[Stored entries]
_ _ _ _ _
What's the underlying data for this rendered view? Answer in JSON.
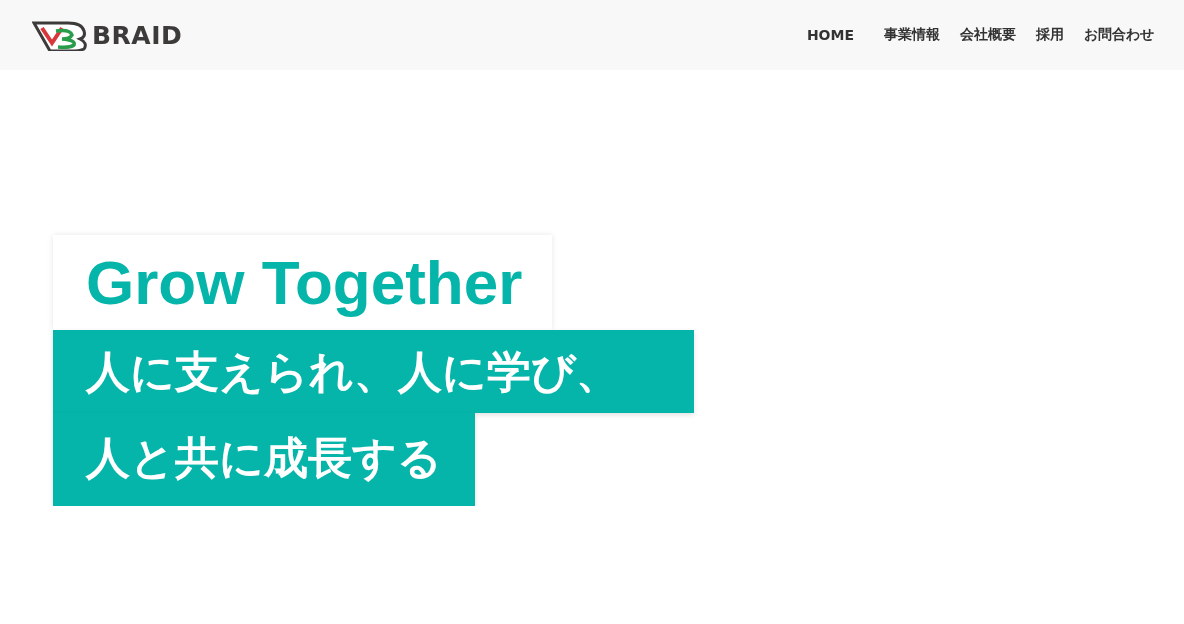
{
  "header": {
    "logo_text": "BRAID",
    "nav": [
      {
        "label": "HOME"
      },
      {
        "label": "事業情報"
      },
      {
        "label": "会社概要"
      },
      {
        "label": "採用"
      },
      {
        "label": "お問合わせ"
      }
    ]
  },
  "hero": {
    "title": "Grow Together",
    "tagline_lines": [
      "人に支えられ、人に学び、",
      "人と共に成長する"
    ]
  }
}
_ _ _ _ _
WHAT YOU NEED TO DO ▸ Write out the entries again, exactly as given, skipping any images.

SOLUTION FOR THIS TASK ▸
What's the underlying data for this rendered view? Answer in JSON.
{
  "header": {
    "logo_text": "BRAID",
    "nav": [
      {
        "label": "HOME"
      },
      {
        "label": "事業情報"
      },
      {
        "label": "会社概要"
      },
      {
        "label": "採用"
      },
      {
        "label": "お問合わせ"
      }
    ]
  },
  "hero": {
    "title": "Grow Together",
    "tagline_lines": [
      "人に支えられ、人に学び、",
      "人と共に成長する"
    ]
  }
}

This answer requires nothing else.